Locate the line that contains "Give me a plain-text". Copy it and every following line through the end of the records, exactly, and include nothing else.

__TASK INPUT__
——————
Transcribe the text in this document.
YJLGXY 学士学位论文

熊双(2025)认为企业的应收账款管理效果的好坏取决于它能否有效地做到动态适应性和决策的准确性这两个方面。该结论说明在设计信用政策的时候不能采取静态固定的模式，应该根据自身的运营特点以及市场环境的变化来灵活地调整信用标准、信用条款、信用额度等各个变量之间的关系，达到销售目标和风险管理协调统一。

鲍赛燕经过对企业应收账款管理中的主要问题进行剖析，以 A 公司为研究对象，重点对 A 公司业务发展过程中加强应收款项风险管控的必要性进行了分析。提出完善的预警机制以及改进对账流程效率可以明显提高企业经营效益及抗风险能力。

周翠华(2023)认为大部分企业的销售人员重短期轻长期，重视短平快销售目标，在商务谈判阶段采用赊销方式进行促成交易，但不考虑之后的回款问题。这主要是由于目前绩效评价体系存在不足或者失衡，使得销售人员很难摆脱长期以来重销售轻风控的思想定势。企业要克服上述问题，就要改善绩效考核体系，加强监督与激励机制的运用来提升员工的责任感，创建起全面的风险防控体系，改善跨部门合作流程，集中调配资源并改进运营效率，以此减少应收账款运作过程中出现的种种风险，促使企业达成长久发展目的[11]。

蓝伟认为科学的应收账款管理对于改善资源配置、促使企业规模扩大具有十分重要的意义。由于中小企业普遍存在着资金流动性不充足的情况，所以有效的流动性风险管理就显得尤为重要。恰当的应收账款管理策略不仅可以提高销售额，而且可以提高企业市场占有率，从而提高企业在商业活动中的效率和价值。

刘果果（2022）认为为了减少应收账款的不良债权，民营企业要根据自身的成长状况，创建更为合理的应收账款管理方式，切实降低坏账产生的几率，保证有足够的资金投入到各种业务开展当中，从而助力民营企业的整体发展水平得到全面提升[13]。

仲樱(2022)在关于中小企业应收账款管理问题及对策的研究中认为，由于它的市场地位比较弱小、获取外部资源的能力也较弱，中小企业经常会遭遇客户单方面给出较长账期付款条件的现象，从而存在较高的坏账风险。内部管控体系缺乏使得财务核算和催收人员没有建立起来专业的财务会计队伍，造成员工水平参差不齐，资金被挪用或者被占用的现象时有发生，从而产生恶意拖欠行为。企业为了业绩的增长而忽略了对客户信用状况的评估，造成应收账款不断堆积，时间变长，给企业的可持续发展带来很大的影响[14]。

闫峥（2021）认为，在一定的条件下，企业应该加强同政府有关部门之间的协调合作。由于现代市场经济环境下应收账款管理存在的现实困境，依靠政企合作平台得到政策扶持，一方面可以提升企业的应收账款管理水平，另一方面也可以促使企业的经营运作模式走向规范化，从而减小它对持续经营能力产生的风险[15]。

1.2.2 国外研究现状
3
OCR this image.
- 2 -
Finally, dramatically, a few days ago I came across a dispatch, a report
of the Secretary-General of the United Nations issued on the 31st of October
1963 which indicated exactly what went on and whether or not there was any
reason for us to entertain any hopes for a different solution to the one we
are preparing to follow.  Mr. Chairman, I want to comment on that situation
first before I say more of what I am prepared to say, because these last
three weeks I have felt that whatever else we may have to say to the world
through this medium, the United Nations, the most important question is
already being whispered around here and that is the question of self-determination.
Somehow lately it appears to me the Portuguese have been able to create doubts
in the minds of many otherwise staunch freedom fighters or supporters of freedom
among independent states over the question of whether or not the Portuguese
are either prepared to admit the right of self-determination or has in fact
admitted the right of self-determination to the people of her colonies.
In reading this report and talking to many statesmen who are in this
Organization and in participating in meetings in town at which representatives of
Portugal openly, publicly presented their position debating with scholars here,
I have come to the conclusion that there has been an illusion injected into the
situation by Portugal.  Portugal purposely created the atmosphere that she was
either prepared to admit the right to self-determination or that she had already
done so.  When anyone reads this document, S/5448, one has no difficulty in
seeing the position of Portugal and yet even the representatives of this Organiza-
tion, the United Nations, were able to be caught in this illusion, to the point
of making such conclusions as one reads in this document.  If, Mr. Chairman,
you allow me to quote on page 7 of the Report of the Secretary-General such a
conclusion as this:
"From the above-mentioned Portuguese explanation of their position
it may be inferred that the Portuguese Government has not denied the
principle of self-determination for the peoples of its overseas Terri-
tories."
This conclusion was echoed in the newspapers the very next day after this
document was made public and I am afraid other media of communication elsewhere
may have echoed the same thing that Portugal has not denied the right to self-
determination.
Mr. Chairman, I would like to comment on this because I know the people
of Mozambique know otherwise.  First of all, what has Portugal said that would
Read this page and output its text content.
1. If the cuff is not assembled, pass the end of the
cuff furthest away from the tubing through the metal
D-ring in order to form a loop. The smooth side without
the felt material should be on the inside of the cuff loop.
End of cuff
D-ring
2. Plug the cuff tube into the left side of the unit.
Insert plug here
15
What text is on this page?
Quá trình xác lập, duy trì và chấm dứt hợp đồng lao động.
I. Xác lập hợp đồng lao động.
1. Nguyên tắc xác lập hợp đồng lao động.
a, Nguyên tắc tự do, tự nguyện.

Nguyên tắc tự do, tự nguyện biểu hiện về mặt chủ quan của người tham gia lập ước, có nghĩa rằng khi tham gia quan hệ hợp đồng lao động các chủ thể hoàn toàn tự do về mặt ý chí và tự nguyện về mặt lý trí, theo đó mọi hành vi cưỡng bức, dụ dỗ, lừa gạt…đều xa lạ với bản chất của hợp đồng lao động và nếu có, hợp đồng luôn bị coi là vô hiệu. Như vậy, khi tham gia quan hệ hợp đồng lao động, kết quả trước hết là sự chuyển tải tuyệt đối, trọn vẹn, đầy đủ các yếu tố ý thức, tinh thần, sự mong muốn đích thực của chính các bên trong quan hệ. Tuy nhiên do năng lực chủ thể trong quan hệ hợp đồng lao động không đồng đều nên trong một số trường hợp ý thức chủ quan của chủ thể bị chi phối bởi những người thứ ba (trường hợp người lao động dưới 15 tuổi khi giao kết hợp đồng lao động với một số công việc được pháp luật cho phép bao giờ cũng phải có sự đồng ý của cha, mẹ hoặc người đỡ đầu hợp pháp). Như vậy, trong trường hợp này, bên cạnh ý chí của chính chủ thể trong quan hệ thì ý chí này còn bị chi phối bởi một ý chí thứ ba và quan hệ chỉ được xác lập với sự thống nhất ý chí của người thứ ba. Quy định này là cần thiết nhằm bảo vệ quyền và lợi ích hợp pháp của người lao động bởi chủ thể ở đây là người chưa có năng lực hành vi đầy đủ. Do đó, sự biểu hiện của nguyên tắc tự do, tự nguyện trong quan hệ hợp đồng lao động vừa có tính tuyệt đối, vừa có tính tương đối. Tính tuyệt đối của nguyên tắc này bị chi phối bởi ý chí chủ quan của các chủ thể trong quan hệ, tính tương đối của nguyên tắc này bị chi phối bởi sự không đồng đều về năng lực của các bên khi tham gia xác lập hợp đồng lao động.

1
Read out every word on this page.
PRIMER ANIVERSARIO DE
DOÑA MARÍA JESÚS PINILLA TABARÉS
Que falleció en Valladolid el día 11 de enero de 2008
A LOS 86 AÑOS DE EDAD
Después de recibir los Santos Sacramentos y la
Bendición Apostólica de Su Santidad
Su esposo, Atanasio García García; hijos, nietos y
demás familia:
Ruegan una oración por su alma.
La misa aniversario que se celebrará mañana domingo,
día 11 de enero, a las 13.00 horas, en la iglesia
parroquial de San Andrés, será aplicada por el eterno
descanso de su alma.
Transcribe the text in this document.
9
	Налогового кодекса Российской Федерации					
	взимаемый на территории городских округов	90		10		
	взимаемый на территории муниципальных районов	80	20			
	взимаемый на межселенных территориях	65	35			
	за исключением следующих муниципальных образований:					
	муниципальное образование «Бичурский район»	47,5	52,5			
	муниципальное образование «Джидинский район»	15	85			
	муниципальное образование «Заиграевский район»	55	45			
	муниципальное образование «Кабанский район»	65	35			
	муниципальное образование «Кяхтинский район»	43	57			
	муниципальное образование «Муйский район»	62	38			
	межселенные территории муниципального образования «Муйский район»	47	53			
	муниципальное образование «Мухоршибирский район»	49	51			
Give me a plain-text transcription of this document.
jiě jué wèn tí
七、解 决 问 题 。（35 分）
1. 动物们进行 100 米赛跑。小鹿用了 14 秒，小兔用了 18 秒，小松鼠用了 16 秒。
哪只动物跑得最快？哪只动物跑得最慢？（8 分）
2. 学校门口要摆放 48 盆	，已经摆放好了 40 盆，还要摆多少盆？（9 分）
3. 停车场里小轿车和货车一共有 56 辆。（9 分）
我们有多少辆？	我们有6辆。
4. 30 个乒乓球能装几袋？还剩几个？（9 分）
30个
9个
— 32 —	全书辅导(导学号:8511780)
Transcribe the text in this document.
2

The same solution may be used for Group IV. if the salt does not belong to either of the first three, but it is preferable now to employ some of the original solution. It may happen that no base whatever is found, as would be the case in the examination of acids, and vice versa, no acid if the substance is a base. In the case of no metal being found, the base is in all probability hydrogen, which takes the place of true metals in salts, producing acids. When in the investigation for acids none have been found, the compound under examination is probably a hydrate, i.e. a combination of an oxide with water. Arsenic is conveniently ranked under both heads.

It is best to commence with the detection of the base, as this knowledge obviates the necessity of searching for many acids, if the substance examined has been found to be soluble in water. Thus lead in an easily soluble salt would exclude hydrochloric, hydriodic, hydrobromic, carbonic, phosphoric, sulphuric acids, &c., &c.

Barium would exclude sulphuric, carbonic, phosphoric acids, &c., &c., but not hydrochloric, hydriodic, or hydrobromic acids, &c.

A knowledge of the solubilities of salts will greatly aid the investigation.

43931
——————
__WRITTEN SOLUTION__
Give me a plain-text transcription of this document.
jiě jué wèn tí
七、解 决 问 题 。（35 分）
1. 动物们进行 100 米赛跑。小鹿用了 14 秒，小兔用了 18 秒，小松鼠用了 16 秒。
哪只动物跑得最快？哪只动物跑得最慢？（8 分）
2. 学校门口要摆放 48 盆	，已经摆放好了 40 盆，还要摆多少盆？（9 分）
3. 停车场里小轿车和货车一共有 56 辆。（9 分）
我们有多少辆？	我们有6辆。
4. 30 个乒乓球能装几袋？还剩几个？（9 分）
30个
9个
— 32 —	全书辅导(导学号:8511780)
Transcribe the text in this document.
2

The same solution may be used for Group IV. if the salt does not belong to either of the first three, but it is preferable now to employ some of the original solution. It may happen that no base whatever is found, as would be the case in the examination of acids, and vice versa, no acid if the substance is a base. In the case of no metal being found, the base is in all probability hydrogen, which takes the place of true metals in salts, producing acids. When in the investigation for acids none have been found, the compound under examination is probably a hydrate, i.e. a combination of an oxide with water. Arsenic is conveniently ranked under both heads.

It is best to commence with the detection of the base, as this knowledge obviates the necessity of searching for many acids, if the substance examined has been found to be soluble in water. Thus lead in an easily soluble salt would exclude hydrochloric, hydriodic, hydrobromic, carbonic, phosphoric, sulphuric acids, &c., &c.

Barium would exclude sulphuric, carbonic, phosphoric acids, &c., &c., but not hydrochloric, hydriodic, or hydrobromic acids, &c.

A knowledge of the solubilities of salts will greatly aid the investigation.

43931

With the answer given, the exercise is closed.